_Data entries_
----------

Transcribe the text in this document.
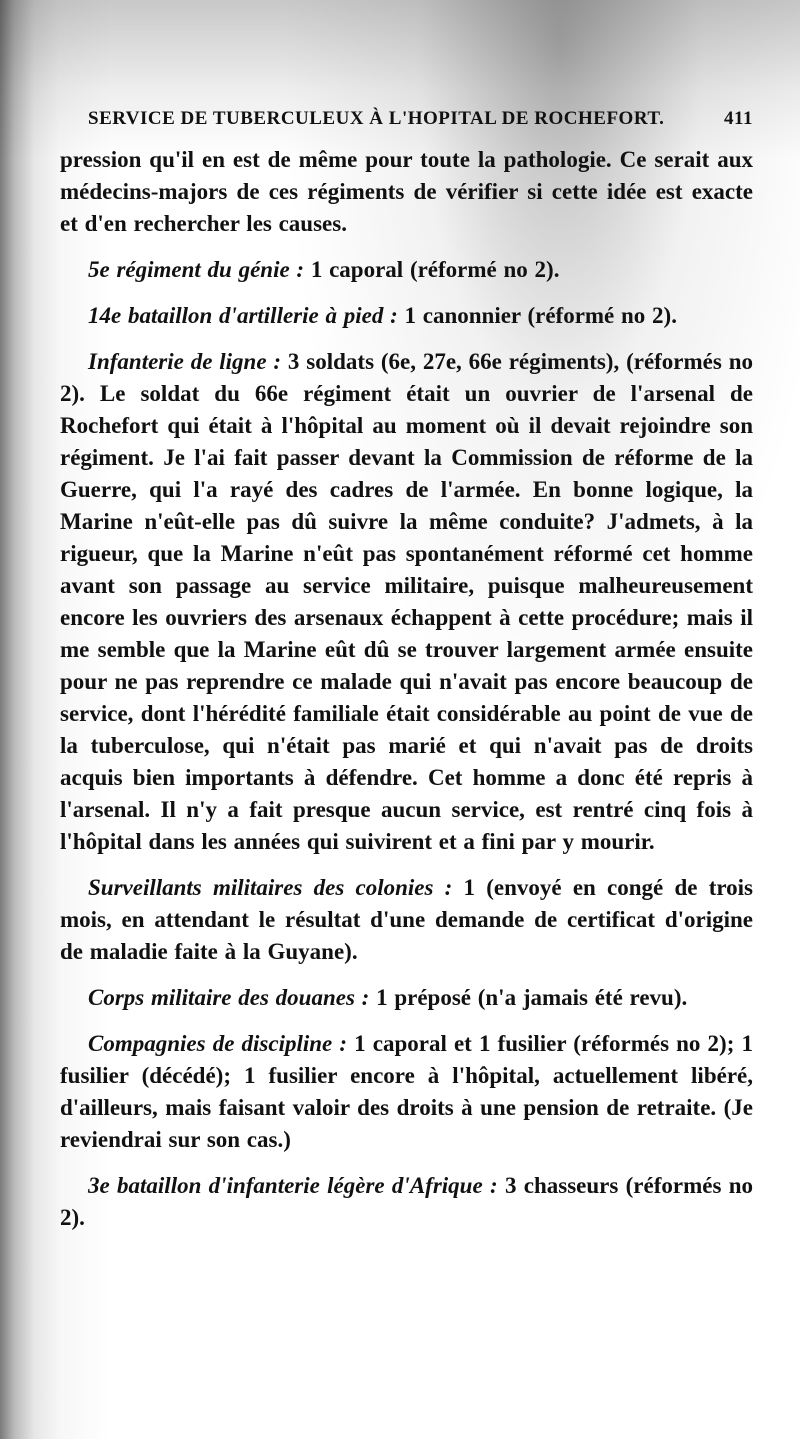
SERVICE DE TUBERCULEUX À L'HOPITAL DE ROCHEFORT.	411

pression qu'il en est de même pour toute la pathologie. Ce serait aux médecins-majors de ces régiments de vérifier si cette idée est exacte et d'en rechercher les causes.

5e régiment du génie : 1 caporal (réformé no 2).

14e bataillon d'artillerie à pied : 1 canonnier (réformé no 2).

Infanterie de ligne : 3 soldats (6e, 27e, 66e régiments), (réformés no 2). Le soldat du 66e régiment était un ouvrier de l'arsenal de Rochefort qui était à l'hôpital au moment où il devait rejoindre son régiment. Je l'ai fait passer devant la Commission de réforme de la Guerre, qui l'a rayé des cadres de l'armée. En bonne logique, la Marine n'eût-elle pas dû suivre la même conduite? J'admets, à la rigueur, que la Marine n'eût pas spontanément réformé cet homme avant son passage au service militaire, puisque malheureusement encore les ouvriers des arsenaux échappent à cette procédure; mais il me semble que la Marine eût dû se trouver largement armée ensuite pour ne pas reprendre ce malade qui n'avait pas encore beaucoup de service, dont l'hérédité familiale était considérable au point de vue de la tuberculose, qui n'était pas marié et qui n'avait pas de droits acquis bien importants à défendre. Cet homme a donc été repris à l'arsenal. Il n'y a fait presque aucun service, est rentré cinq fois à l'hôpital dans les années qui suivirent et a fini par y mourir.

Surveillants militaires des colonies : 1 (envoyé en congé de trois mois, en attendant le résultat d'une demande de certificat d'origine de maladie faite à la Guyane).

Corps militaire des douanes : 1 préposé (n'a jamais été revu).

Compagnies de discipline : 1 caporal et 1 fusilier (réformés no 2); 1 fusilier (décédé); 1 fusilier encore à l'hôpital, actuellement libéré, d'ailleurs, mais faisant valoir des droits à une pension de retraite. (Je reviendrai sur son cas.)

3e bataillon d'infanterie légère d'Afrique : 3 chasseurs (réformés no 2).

----------

_Problem details_
Reproduce every line precisely as given, omitting all pictures.

_Answer to the problem_
Transcribe the text in this document.
SERVICE DE TUBERCULEUX À L'HOPITAL DE ROCHEFORT.	411

pression qu'il en est de même pour toute la pathologie. Ce serait aux médecins-majors de ces régiments de vérifier si cette idée est exacte et d'en rechercher les causes.

5e régiment du génie : 1 caporal (réformé no 2).

14e bataillon d'artillerie à pied : 1 canonnier (réformé no 2).

Infanterie de ligne : 3 soldats (6e, 27e, 66e régiments), (réformés no 2). Le soldat du 66e régiment était un ouvrier de l'arsenal de Rochefort qui était à l'hôpital au moment où il devait rejoindre son régiment. Je l'ai fait passer devant la Commission de réforme de la Guerre, qui l'a rayé des cadres de l'armée. En bonne logique, la Marine n'eût-elle pas dû suivre la même conduite? J'admets, à la rigueur, que la Marine n'eût pas spontanément réformé cet homme avant son passage au service militaire, puisque malheureusement encore les ouvriers des arsenaux échappent à cette procédure; mais il me semble que la Marine eût dû se trouver largement armée ensuite pour ne pas reprendre ce malade qui n'avait pas encore beaucoup de service, dont l'hérédité familiale était considérable au point de vue de la tuberculose, qui n'était pas marié et qui n'avait pas de droits acquis bien importants à défendre. Cet homme a donc été repris à l'arsenal. Il n'y a fait presque aucun service, est rentré cinq fois à l'hôpital dans les années qui suivirent et a fini par y mourir.

Surveillants militaires des colonies : 1 (envoyé en congé de trois mois, en attendant le résultat d'une demande de certificat d'origine de maladie faite à la Guyane).

Corps militaire des douanes : 1 préposé (n'a jamais été revu).

Compagnies de discipline : 1 caporal et 1 fusilier (réformés no 2); 1 fusilier (décédé); 1 fusilier encore à l'hôpital, actuellement libéré, d'ailleurs, mais faisant valoir des droits à une pension de retraite. (Je reviendrai sur son cas.)

3e bataillon d'infanterie légère d'Afrique : 3 chasseurs (réformés no 2).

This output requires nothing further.